TASK DETAILS ▸
State how many lines of the entries below hold the word "JSON"; reply with nothing but the number.

TASK MATERIAL ▸

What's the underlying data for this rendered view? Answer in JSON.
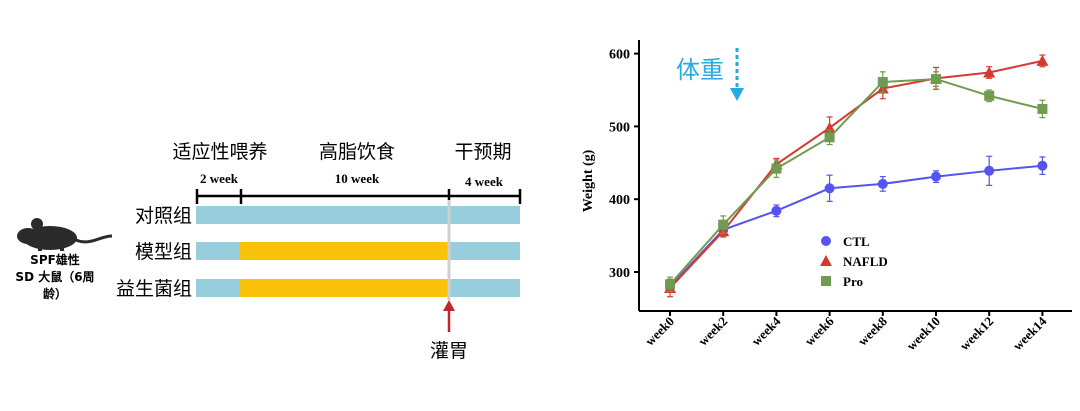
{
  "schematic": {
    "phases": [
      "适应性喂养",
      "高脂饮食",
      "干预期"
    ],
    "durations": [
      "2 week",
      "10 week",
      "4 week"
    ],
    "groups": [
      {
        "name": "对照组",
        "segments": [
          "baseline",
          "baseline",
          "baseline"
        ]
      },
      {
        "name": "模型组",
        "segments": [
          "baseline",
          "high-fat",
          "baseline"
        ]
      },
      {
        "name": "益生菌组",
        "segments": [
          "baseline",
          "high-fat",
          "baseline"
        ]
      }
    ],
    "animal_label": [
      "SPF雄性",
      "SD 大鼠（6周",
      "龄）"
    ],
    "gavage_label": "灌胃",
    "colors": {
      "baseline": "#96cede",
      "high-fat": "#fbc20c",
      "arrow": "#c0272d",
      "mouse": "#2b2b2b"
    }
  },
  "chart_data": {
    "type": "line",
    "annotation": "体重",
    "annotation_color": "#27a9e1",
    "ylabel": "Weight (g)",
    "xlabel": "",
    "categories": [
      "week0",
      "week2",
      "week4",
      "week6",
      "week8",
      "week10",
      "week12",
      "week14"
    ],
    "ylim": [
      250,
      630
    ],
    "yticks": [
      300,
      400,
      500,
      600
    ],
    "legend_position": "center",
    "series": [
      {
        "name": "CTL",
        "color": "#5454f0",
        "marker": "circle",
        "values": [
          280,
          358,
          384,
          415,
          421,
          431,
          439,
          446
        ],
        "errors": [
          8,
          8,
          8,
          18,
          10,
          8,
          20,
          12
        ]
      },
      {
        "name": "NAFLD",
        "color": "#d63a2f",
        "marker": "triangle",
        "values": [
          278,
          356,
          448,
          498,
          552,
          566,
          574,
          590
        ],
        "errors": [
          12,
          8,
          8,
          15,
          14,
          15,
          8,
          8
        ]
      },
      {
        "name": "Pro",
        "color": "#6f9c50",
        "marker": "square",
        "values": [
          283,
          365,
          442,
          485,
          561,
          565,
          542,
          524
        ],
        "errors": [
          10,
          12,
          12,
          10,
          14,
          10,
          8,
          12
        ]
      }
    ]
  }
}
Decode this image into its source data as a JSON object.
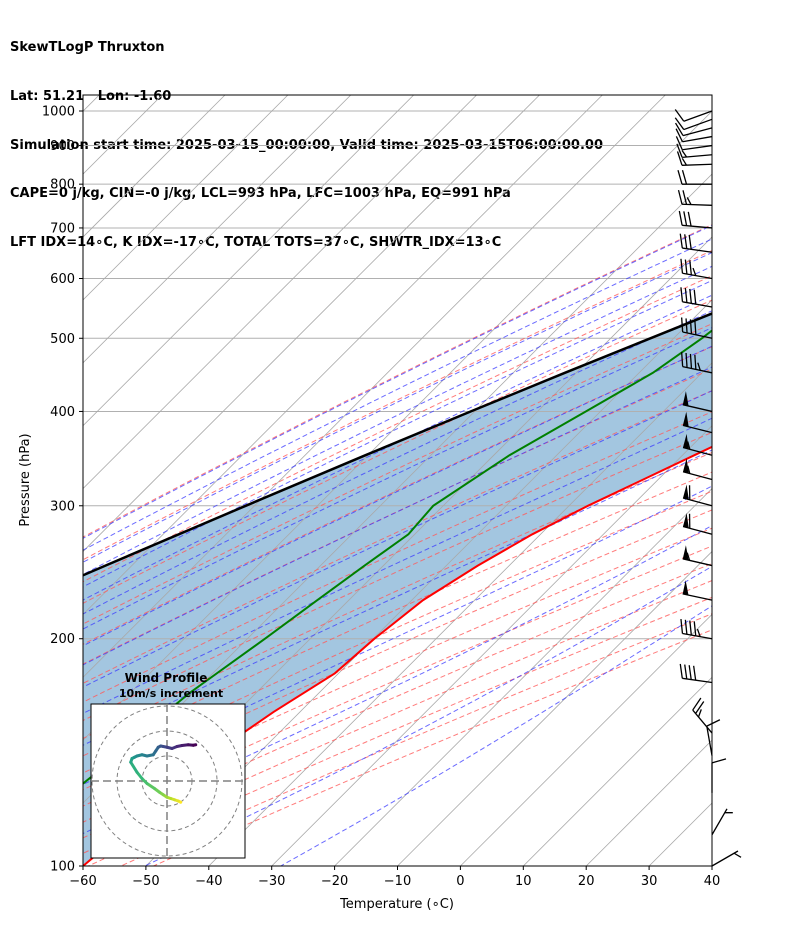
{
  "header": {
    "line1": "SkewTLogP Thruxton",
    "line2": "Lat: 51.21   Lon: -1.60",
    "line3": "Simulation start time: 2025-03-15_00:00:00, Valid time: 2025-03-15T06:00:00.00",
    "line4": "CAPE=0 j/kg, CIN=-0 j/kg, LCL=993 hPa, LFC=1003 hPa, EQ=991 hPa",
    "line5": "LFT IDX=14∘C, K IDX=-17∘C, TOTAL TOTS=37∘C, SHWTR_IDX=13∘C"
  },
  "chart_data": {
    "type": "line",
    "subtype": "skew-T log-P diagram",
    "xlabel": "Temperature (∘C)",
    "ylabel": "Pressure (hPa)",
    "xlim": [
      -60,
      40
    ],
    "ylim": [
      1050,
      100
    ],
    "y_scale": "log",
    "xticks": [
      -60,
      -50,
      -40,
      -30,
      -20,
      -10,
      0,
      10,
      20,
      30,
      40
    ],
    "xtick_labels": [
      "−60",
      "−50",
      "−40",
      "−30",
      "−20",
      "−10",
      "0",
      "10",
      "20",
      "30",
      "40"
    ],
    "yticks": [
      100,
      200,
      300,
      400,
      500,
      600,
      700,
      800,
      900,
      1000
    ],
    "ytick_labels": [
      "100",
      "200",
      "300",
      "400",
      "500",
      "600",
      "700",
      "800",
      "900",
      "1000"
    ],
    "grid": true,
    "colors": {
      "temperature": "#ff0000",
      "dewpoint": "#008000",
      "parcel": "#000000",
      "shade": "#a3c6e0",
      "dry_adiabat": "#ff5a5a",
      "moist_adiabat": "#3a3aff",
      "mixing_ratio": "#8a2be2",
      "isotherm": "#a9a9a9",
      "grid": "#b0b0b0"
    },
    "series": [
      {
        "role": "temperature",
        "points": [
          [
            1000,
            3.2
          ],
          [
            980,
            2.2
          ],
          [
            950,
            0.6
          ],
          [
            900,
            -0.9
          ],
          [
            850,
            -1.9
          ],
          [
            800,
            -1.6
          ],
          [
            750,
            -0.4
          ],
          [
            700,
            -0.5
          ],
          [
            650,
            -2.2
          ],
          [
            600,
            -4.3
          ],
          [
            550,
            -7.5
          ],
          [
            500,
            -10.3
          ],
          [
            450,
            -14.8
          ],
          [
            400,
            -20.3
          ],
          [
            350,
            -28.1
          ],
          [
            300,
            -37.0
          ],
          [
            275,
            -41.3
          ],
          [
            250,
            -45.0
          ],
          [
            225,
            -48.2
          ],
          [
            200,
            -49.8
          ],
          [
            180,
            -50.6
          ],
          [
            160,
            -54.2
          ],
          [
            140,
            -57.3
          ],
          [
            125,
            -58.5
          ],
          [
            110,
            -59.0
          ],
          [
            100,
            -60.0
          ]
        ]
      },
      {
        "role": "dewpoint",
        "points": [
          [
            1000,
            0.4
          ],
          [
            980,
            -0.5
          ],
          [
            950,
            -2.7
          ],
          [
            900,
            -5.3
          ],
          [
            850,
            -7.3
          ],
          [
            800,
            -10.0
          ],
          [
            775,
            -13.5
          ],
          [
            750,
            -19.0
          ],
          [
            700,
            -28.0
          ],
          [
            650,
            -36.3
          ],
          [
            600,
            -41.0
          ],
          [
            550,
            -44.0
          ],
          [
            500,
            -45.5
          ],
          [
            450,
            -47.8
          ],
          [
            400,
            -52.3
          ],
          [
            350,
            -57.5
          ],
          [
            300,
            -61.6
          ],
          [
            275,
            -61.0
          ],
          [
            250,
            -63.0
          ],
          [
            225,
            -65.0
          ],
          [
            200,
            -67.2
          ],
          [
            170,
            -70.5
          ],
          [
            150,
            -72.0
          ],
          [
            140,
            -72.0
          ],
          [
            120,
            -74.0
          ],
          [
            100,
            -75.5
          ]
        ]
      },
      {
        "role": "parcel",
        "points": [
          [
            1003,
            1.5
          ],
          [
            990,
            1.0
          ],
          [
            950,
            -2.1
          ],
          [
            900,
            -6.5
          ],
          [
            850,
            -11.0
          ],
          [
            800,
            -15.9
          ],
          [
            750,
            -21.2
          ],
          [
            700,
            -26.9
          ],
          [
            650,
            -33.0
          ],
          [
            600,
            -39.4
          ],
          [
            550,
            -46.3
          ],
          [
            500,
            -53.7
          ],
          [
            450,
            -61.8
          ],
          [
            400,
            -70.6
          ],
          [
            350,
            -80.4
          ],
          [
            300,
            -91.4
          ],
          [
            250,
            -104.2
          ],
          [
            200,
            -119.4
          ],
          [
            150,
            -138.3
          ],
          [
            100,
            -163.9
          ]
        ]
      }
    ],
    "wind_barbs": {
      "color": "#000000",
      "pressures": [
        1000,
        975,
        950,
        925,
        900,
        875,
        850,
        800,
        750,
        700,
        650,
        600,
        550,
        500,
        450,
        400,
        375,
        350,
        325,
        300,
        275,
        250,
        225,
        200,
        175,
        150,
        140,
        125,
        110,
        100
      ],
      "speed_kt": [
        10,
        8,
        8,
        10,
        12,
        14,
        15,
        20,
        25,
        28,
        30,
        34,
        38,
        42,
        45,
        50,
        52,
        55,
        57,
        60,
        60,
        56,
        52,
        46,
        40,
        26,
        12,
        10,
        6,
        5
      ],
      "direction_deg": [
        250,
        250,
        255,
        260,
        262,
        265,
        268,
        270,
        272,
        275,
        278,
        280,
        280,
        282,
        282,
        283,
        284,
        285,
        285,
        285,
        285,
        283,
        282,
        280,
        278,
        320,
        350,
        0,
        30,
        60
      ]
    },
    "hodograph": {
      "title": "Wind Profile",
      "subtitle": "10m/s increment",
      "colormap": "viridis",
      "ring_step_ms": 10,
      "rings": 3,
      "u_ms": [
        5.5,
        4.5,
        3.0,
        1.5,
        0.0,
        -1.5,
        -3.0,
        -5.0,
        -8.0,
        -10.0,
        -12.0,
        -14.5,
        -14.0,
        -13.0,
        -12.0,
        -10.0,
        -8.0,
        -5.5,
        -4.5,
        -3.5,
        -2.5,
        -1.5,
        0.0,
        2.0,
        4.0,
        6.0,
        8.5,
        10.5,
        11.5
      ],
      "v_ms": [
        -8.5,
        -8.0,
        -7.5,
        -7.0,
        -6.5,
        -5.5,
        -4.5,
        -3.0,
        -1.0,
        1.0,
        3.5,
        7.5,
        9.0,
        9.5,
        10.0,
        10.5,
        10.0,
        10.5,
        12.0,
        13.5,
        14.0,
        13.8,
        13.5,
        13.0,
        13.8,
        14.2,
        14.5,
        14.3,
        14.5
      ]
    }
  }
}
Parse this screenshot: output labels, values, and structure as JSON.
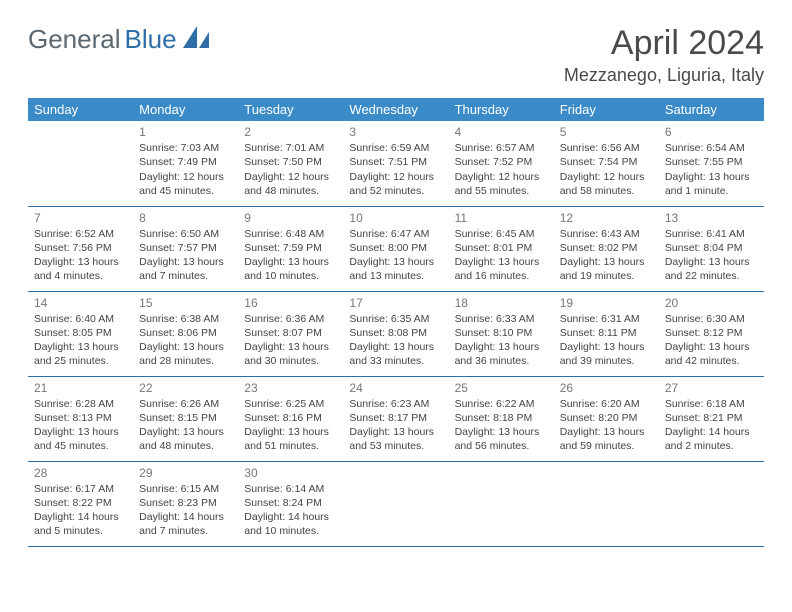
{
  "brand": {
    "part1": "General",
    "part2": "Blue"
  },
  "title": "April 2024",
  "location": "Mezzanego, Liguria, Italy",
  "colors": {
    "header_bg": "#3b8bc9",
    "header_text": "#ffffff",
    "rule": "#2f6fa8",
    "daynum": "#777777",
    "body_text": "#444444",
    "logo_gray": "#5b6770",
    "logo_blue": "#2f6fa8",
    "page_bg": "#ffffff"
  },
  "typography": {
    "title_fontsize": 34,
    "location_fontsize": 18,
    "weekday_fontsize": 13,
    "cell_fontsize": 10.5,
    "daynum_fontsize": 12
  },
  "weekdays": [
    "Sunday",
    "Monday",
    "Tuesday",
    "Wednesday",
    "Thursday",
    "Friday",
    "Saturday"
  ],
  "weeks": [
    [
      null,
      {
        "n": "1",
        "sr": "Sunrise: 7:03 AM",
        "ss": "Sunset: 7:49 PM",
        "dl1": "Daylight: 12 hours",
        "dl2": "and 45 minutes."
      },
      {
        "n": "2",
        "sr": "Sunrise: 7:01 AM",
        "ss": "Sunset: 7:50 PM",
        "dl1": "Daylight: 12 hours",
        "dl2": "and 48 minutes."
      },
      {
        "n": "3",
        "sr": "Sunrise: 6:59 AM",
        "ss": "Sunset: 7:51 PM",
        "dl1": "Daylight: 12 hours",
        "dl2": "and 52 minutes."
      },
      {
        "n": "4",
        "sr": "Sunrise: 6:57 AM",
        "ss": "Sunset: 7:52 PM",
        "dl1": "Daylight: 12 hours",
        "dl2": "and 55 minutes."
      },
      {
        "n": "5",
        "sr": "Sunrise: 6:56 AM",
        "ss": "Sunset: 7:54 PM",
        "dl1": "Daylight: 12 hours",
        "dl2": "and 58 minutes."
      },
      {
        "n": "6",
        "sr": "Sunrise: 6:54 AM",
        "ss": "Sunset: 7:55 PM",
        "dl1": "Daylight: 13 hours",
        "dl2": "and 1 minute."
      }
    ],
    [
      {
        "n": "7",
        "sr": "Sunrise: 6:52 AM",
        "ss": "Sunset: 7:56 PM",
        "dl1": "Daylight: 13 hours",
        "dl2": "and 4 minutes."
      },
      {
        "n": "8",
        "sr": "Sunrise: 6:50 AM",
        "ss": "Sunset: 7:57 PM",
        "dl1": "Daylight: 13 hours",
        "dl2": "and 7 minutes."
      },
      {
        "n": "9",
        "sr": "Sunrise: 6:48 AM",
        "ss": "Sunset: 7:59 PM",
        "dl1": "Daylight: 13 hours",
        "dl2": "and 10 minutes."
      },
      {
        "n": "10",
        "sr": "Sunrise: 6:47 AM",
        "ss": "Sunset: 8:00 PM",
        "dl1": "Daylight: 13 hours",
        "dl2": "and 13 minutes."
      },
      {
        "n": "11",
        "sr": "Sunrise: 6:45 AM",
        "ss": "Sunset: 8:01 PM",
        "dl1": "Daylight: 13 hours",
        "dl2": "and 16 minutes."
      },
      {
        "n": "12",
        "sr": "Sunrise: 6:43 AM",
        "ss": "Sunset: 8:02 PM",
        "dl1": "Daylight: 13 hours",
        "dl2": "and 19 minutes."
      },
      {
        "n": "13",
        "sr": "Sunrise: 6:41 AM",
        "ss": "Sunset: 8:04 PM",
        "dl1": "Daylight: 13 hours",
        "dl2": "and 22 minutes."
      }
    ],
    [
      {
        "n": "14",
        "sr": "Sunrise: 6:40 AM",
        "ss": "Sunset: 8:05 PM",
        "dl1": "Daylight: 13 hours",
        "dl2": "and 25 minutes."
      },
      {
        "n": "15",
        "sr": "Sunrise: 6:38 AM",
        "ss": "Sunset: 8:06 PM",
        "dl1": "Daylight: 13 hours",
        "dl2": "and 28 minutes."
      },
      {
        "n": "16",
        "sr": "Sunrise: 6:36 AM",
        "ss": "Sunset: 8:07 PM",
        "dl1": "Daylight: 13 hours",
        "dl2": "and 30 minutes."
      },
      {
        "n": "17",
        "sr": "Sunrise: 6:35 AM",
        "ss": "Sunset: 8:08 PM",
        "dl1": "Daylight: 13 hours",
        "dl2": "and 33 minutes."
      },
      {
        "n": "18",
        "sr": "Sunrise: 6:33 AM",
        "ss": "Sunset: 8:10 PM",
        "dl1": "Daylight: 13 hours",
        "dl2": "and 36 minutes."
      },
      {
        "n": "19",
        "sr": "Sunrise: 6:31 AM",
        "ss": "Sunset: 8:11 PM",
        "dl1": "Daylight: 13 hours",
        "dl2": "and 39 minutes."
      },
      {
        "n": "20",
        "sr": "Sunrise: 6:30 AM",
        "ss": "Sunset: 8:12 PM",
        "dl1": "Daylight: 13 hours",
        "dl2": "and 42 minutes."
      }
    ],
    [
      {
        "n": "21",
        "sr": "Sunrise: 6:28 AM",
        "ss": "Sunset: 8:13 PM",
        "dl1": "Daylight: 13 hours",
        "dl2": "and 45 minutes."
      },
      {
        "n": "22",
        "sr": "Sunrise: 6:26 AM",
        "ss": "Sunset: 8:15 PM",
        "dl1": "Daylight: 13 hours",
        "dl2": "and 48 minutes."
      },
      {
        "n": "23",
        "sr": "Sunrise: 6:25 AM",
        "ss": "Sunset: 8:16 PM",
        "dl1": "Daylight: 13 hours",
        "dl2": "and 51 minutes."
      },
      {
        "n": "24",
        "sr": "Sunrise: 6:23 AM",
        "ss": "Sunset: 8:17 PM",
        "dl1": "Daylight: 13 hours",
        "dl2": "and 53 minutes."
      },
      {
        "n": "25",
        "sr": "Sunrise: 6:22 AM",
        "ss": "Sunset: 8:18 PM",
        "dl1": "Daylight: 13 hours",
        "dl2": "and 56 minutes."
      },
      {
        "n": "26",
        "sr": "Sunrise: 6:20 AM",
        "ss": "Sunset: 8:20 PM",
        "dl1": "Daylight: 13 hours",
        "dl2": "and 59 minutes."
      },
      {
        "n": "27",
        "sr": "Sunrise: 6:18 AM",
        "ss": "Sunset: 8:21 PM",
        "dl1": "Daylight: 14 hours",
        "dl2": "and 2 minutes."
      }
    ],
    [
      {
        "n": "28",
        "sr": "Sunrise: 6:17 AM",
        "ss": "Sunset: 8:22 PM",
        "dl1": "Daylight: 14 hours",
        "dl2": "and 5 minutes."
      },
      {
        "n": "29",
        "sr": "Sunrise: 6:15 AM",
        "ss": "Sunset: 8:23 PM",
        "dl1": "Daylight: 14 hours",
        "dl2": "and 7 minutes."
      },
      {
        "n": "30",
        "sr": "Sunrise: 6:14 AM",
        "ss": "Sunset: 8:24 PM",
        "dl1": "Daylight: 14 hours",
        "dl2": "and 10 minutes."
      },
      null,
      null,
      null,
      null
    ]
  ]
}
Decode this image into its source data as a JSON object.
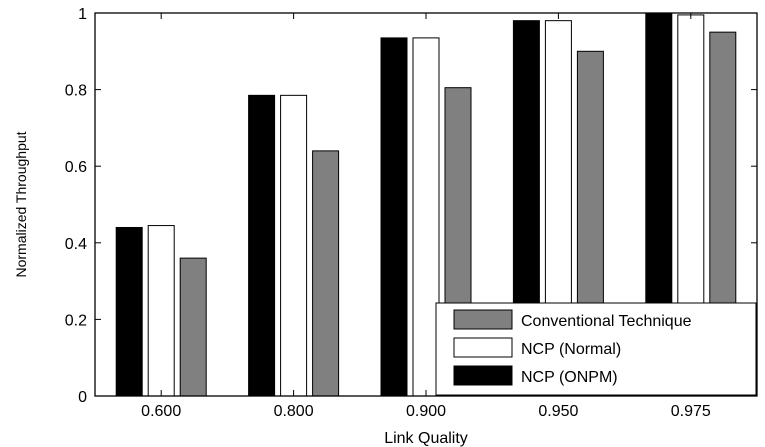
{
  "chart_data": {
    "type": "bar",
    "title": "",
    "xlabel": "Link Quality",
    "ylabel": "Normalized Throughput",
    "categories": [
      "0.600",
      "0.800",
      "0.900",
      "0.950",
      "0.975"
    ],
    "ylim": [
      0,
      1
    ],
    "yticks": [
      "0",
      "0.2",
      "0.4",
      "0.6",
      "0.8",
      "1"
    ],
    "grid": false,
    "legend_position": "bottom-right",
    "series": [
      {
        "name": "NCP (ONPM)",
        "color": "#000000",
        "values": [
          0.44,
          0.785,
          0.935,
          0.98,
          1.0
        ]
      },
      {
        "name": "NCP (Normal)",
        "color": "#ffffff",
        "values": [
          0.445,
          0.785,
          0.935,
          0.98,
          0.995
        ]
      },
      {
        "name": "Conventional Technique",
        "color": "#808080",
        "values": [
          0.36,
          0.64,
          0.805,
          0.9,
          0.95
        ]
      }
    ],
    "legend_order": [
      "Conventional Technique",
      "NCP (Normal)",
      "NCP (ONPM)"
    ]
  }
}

SOLUTION FOR THIS PROBLEM ▸
4